AIM:
Find each line with the word "Cisgender" and copy it.
--- RECORDS TO USE ---
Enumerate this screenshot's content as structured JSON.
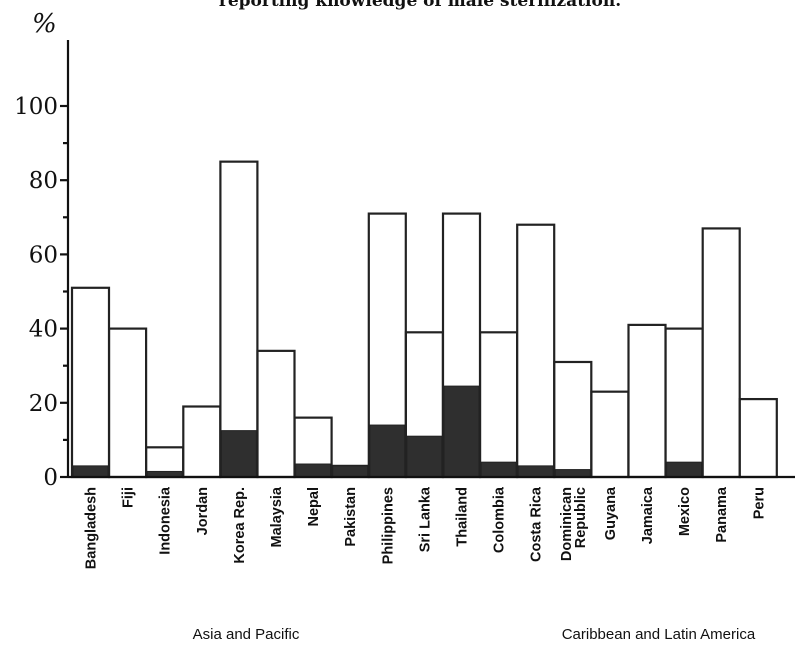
{
  "chart_data": {
    "type": "bar",
    "title": "reporting knowledge of male sterilization.",
    "ylabel": "%",
    "ylim": [
      0,
      100
    ],
    "yticks": [
      0,
      20,
      40,
      60,
      80,
      100
    ],
    "grid": false,
    "legend": "none",
    "categories": [
      "Bangladesh",
      "Fiji",
      "Indonesia",
      "Jordan",
      "Korea Rep.",
      "Malaysia",
      "Nepal",
      "Pakistan",
      "Philippines",
      "Sri Lanka",
      "Thailand",
      "Colombia",
      "Costa Rica",
      "Dominican Republic",
      "Guyana",
      "Jamaica",
      "Mexico",
      "Panama",
      "Peru"
    ],
    "category_labels": [
      [
        "Bangladesh"
      ],
      [
        "Fiji"
      ],
      [
        "Indonesia"
      ],
      [
        "Jordan"
      ],
      [
        "Korea Rep."
      ],
      [
        "Malaysia"
      ],
      [
        "Nepal"
      ],
      [
        "Pakistan"
      ],
      [
        "Philippines"
      ],
      [
        "Sri Lanka"
      ],
      [
        "Thailand"
      ],
      [
        "Colombia"
      ],
      [
        "Costa Rica"
      ],
      [
        "Dominican",
        "Republic"
      ],
      [
        "Guyana"
      ],
      [
        "Jamaica"
      ],
      [
        "Mexico"
      ],
      [
        "Panama"
      ],
      [
        "Peru"
      ]
    ],
    "series": [
      {
        "values": [
          51,
          40,
          8,
          19,
          85,
          34,
          16,
          3,
          71,
          39,
          71,
          39,
          68,
          31,
          23,
          41,
          40,
          67,
          21
        ]
      },
      {
        "values": [
          3,
          0,
          1.5,
          0,
          12.5,
          0,
          3.5,
          3,
          14,
          11,
          24.5,
          4,
          3,
          2,
          0,
          0,
          4,
          0,
          0
        ]
      }
    ],
    "groups": [
      {
        "label": "Asia and Pacific",
        "start": 0,
        "end": 10
      },
      {
        "label": "Caribbean and Latin America",
        "start": 11,
        "end": 18
      }
    ],
    "colors": {
      "total": "#ffffff",
      "male": "#2f2f2f",
      "outline": "#222222"
    }
  }
}
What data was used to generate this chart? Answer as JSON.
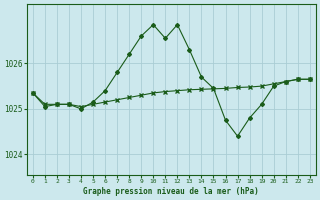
{
  "title": "Graphe pression niveau de la mer (hPa)",
  "background_color": "#cce8ed",
  "line_color": "#1a5c1a",
  "grid_color": "#aacdd4",
  "x_ticks": [
    0,
    1,
    2,
    3,
    4,
    5,
    6,
    7,
    8,
    9,
    10,
    11,
    12,
    13,
    14,
    15,
    16,
    17,
    18,
    19,
    20,
    21,
    22,
    23
  ],
  "y_ticks": [
    1024,
    1025,
    1026
  ],
  "ylim": [
    1023.55,
    1027.3
  ],
  "xlim": [
    -0.5,
    23.5
  ],
  "series_spike_x": [
    0,
    1,
    2,
    3,
    4,
    5,
    6,
    7,
    8,
    9,
    10,
    11,
    12,
    13,
    14,
    15,
    16,
    17,
    18,
    19,
    20,
    21,
    22,
    23
  ],
  "series_spike_y": [
    1025.35,
    1025.05,
    1025.1,
    1025.1,
    1025.0,
    1025.15,
    1025.4,
    1025.8,
    1026.2,
    1026.6,
    1026.85,
    1026.55,
    1026.85,
    1026.3,
    1025.7,
    1025.45,
    1024.75,
    1024.4,
    1024.8,
    1025.1,
    1025.5,
    1025.6,
    1025.65,
    1025.65
  ],
  "series_flat_x": [
    0,
    1,
    2,
    3,
    4,
    5,
    6,
    7,
    8,
    9,
    10,
    11,
    12,
    13,
    14,
    15,
    16,
    17,
    18,
    19,
    20,
    21,
    22,
    23
  ],
  "series_flat_y": [
    1025.35,
    1025.1,
    1025.1,
    1025.1,
    1025.05,
    1025.1,
    1025.15,
    1025.2,
    1025.25,
    1025.3,
    1025.35,
    1025.38,
    1025.4,
    1025.42,
    1025.43,
    1025.44,
    1025.45,
    1025.47,
    1025.48,
    1025.5,
    1025.55,
    1025.6,
    1025.65,
    1025.65
  ]
}
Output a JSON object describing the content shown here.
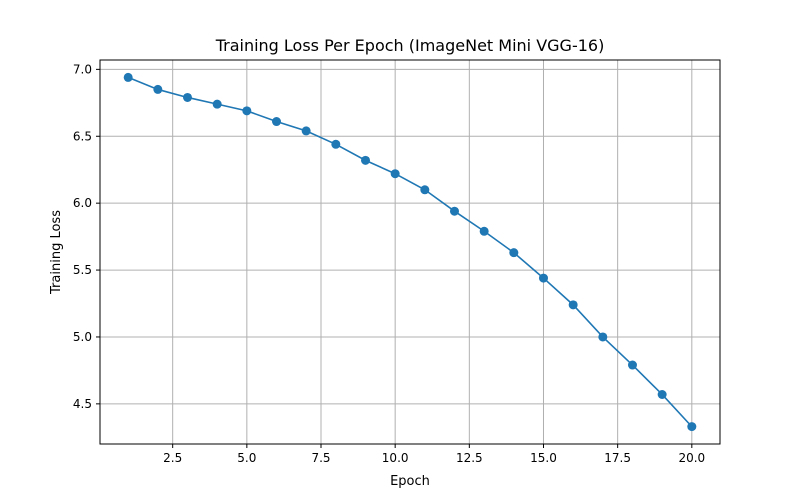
{
  "chart_data": {
    "type": "line",
    "title": "Training Loss Per Epoch (ImageNet Mini VGG-16)",
    "xlabel": "Epoch",
    "ylabel": "Training Loss",
    "xlim": [
      0.05,
      20.95
    ],
    "ylim": [
      4.2,
      7.07
    ],
    "xticks": [
      2.5,
      5.0,
      7.5,
      10.0,
      12.5,
      15.0,
      17.5,
      20.0
    ],
    "xtick_labels": [
      "2.5",
      "5.0",
      "7.5",
      "10.0",
      "12.5",
      "15.0",
      "17.5",
      "20.0"
    ],
    "yticks": [
      4.5,
      5.0,
      5.5,
      6.0,
      6.5,
      7.0
    ],
    "ytick_labels": [
      "4.5",
      "5.0",
      "5.5",
      "6.0",
      "6.5",
      "7.0"
    ],
    "grid": true,
    "line_color": "#1f77b4",
    "marker": "circle",
    "x": [
      1,
      2,
      3,
      4,
      5,
      6,
      7,
      8,
      9,
      10,
      11,
      12,
      13,
      14,
      15,
      16,
      17,
      18,
      19,
      20
    ],
    "values": [
      6.94,
      6.85,
      6.79,
      6.74,
      6.69,
      6.61,
      6.54,
      6.44,
      6.32,
      6.22,
      6.1,
      5.94,
      5.79,
      5.63,
      5.44,
      5.24,
      5.0,
      4.79,
      4.57,
      4.33
    ]
  }
}
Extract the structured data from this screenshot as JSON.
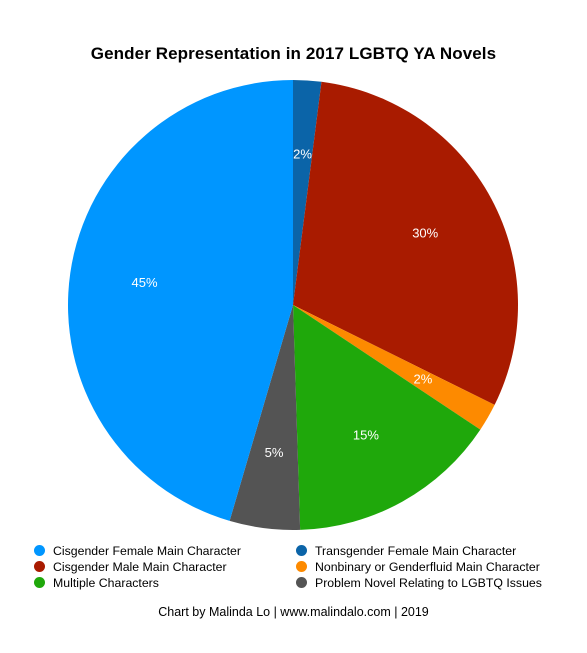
{
  "chart_data": {
    "type": "pie",
    "title": "Gender Representation in 2017 LGBTQ YA Novels",
    "slices": [
      {
        "name": "Transgender Female Main Character",
        "value": 2,
        "label": "2%",
        "color": "#0b64a8"
      },
      {
        "name": "Cisgender Male Main Character",
        "value": 30,
        "label": "30%",
        "color": "#a91b00"
      },
      {
        "name": "Nonbinary or Genderfluid Main Character",
        "value": 2,
        "label": "2%",
        "color": "#fd8a00"
      },
      {
        "name": "Multiple Characters",
        "value": 15,
        "label": "15%",
        "color": "#1fa80b"
      },
      {
        "name": "Problem Novel Relating to LGBTQ Issues",
        "value": 5,
        "label": "5%",
        "color": "#545454"
      },
      {
        "name": "Cisgender Female Main Character",
        "value": 45,
        "label": "45%",
        "color": "#0096ff"
      }
    ],
    "legend": [
      {
        "label": "Cisgender Female Main Character",
        "color": "#0096ff"
      },
      {
        "label": "Transgender Female Main Character",
        "color": "#0b64a8"
      },
      {
        "label": "Cisgender Male Main Character",
        "color": "#a91b00"
      },
      {
        "label": "Nonbinary or Genderfluid Main Character",
        "color": "#fd8a00"
      },
      {
        "label": "Multiple Characters",
        "color": "#1fa80b"
      },
      {
        "label": "Problem Novel Relating to LGBTQ Issues",
        "color": "#545454"
      }
    ],
    "legend_placement": "bottom",
    "footer": "Chart by Malinda Lo | www.malindalo.com | 2019"
  }
}
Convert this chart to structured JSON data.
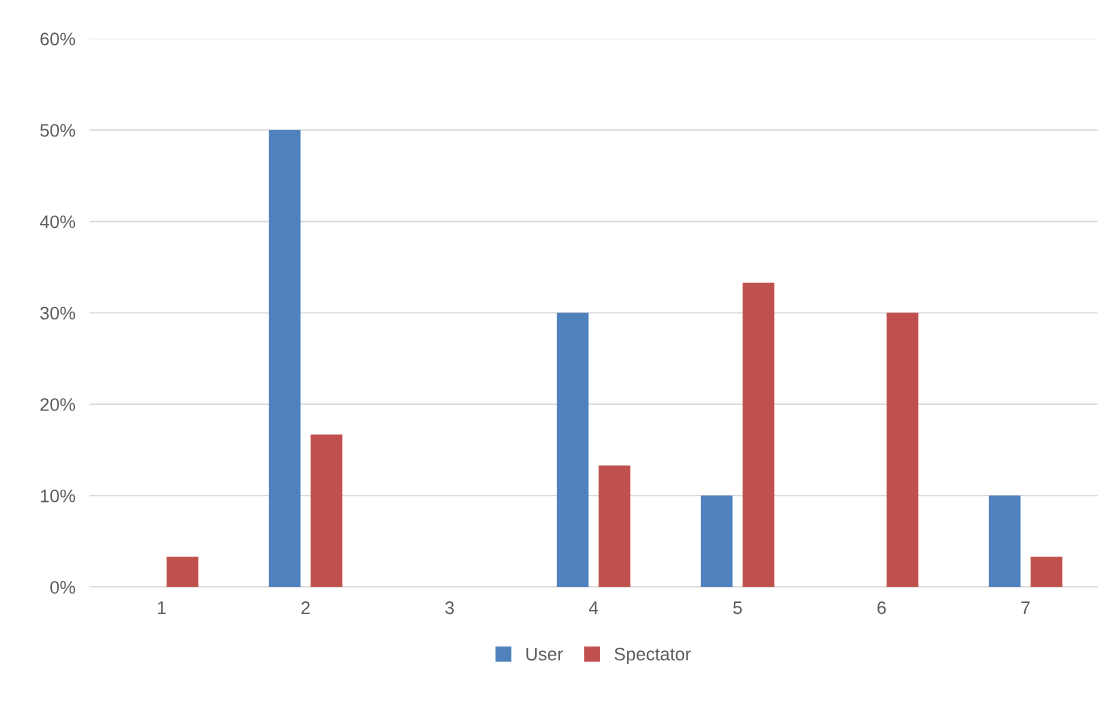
{
  "chart_data": {
    "type": "bar",
    "categories": [
      "1",
      "2",
      "3",
      "4",
      "5",
      "6",
      "7"
    ],
    "series": [
      {
        "name": "User",
        "color": "#4f81bd",
        "values": [
          0,
          50,
          0,
          30,
          10,
          0,
          10
        ]
      },
      {
        "name": "Spectator",
        "color": "#c0504d",
        "values": [
          3.3,
          16.7,
          0,
          13.3,
          33.3,
          30,
          3.3
        ]
      }
    ],
    "ylim": [
      0,
      60
    ],
    "yticks": [
      {
        "value": 0,
        "label": "0%"
      },
      {
        "value": 10,
        "label": "10%"
      },
      {
        "value": 20,
        "label": "20%"
      },
      {
        "value": 30,
        "label": "30%"
      },
      {
        "value": 40,
        "label": "40%"
      },
      {
        "value": 50,
        "label": "50%"
      },
      {
        "value": 60,
        "label": "60%"
      }
    ],
    "grid": "y",
    "legend": "bottom"
  }
}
---
WRITTEN SOLUTION:
        "name": "Cisgender Male Main Character",
        "name": "Cisgender Female Main Character",
        "label": "Cisgender Female Main Character",
        "label": "Cisgender Male Main Character",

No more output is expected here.